Check each line for the string "color", then give only how many lines have it.
::: Data for the task :::
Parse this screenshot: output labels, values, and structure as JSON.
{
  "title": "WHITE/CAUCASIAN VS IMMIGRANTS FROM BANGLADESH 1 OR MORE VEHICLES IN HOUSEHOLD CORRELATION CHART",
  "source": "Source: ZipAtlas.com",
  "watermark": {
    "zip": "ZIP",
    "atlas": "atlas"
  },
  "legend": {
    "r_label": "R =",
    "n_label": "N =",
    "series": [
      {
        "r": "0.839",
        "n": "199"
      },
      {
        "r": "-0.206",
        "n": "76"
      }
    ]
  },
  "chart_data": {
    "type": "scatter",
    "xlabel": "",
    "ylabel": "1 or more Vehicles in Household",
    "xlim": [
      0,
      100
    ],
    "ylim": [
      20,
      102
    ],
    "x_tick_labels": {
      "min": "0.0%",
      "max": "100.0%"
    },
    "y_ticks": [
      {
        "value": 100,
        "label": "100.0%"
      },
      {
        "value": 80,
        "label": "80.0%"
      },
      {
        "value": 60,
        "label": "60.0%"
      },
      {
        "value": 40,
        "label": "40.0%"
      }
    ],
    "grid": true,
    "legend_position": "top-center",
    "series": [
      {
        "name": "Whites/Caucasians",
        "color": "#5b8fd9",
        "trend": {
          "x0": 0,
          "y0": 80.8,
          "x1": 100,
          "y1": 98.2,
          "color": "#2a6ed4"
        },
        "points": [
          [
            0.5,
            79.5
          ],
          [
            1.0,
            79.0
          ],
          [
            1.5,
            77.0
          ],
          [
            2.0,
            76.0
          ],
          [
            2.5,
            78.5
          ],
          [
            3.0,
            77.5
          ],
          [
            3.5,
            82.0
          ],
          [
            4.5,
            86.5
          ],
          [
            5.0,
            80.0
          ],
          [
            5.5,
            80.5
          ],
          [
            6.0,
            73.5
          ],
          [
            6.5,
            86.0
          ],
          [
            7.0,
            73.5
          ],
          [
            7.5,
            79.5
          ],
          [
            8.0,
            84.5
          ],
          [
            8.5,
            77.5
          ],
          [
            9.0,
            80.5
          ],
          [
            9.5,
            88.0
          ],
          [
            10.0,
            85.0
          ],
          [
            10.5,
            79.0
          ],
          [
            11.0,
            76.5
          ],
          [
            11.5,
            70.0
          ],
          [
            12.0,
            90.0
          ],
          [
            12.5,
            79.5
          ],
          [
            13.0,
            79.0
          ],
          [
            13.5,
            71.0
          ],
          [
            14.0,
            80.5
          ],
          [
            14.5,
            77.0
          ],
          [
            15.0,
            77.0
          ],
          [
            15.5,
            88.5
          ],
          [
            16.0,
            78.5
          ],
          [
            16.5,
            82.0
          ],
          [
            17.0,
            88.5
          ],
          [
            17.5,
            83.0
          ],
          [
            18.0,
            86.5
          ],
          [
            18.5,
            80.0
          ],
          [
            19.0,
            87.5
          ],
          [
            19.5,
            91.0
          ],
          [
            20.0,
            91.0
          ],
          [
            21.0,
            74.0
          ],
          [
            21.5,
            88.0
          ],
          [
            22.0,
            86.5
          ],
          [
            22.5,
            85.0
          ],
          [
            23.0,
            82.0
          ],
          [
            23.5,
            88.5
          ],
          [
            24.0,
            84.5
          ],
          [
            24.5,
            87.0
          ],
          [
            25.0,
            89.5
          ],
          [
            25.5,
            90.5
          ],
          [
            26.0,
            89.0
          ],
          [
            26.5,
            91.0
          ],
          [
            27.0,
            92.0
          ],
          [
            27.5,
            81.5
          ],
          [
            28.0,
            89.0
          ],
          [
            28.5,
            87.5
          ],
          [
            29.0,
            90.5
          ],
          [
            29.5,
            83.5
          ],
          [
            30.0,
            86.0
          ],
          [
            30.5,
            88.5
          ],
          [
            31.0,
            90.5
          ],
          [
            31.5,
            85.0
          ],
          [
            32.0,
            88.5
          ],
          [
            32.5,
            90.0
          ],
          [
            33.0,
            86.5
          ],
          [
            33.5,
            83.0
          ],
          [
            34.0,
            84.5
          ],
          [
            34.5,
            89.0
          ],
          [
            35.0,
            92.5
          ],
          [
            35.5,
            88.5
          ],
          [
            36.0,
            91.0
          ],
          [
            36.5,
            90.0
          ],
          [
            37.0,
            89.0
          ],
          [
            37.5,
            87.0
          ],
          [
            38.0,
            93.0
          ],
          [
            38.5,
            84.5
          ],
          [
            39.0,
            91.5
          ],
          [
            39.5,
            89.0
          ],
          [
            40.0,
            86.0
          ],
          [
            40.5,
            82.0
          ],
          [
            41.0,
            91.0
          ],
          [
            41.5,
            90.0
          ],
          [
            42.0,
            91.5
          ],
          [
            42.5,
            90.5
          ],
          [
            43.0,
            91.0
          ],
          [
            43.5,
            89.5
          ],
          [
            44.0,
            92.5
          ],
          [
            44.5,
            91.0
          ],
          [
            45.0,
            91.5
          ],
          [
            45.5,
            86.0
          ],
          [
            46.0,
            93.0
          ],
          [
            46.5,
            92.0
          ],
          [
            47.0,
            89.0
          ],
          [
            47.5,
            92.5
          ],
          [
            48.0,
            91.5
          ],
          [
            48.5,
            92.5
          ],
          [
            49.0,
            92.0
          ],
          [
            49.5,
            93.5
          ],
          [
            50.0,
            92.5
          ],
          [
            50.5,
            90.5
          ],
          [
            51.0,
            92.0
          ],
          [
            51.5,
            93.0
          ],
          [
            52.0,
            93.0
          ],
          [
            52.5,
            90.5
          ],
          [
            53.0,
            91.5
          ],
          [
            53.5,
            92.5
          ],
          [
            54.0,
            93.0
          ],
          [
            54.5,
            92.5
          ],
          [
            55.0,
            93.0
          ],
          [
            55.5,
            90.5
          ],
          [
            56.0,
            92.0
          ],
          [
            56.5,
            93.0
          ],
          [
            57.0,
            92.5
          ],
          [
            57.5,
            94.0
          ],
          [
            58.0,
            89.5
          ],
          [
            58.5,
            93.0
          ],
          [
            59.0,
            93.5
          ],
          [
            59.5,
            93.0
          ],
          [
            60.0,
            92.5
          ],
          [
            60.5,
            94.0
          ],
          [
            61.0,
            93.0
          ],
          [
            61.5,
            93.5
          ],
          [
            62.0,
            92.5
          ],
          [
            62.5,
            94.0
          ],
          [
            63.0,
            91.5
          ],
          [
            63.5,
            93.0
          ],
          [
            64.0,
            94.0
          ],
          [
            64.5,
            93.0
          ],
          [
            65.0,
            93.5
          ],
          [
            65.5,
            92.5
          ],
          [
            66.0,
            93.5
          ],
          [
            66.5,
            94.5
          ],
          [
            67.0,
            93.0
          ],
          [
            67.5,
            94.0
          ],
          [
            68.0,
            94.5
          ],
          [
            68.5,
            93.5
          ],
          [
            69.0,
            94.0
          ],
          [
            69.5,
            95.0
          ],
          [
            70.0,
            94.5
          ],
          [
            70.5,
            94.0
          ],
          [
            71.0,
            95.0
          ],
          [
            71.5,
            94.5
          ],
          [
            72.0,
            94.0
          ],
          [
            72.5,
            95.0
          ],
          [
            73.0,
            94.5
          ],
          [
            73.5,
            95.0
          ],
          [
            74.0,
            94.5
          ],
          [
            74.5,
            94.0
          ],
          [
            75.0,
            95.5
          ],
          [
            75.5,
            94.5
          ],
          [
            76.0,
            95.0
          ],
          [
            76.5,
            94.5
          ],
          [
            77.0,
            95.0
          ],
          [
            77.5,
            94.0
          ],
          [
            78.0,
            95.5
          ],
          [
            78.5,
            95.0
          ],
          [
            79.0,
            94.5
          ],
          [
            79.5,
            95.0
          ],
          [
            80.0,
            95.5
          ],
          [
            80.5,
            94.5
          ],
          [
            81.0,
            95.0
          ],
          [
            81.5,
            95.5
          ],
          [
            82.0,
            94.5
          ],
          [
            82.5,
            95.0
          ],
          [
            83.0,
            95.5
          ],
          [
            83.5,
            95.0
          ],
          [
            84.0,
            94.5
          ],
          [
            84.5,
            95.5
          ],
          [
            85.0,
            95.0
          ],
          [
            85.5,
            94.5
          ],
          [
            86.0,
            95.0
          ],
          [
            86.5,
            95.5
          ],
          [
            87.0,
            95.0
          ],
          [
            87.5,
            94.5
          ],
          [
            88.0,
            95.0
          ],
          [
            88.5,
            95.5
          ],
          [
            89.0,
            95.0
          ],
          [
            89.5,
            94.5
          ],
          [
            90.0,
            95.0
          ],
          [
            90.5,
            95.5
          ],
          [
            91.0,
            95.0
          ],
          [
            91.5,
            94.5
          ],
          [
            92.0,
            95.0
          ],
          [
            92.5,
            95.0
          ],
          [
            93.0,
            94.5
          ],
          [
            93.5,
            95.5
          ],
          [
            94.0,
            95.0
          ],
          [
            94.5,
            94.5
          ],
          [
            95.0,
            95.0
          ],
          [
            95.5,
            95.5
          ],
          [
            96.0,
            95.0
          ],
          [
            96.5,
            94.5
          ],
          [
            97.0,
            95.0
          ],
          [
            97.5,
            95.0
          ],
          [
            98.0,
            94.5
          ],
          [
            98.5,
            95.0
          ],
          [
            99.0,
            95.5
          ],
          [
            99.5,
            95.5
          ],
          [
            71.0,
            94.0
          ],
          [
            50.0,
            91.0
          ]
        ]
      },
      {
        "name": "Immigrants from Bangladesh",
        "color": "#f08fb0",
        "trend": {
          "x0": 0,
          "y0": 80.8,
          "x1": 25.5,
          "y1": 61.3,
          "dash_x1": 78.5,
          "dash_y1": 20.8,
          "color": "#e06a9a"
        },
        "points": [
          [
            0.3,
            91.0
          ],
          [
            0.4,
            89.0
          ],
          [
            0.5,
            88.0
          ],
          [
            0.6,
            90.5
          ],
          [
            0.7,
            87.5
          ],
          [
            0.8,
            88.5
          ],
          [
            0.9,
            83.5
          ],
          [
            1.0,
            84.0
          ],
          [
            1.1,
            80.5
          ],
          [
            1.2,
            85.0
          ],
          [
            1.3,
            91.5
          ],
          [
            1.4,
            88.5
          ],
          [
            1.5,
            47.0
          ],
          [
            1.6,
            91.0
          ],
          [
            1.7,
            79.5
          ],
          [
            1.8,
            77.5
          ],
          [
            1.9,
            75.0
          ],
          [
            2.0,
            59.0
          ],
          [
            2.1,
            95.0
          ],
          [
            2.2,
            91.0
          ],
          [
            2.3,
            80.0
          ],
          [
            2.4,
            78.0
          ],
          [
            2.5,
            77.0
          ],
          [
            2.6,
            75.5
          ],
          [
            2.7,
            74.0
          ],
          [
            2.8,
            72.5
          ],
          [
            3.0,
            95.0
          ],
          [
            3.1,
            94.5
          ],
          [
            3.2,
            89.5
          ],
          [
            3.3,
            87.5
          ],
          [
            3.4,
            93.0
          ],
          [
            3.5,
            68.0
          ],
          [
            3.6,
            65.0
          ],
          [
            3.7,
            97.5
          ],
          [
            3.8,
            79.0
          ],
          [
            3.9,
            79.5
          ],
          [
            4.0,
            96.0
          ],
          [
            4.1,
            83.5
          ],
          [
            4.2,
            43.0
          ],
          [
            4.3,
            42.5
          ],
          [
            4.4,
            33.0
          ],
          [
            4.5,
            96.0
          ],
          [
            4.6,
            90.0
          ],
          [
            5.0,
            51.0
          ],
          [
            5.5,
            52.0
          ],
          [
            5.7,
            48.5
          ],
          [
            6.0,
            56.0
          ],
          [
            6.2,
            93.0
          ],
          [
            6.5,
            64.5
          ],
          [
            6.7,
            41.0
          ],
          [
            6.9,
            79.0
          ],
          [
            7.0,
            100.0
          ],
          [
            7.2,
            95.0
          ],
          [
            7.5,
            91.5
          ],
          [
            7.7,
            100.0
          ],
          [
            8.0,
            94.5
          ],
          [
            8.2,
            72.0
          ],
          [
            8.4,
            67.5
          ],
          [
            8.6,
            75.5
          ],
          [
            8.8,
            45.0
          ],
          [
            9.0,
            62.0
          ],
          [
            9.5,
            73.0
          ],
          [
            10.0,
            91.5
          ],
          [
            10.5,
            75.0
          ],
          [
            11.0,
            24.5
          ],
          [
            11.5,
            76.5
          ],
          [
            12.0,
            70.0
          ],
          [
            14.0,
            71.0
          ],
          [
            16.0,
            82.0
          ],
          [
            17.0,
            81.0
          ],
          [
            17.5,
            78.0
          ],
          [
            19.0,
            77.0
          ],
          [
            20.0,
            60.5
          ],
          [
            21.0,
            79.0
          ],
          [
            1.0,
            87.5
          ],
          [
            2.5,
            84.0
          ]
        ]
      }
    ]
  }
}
:::
[Written solution]
4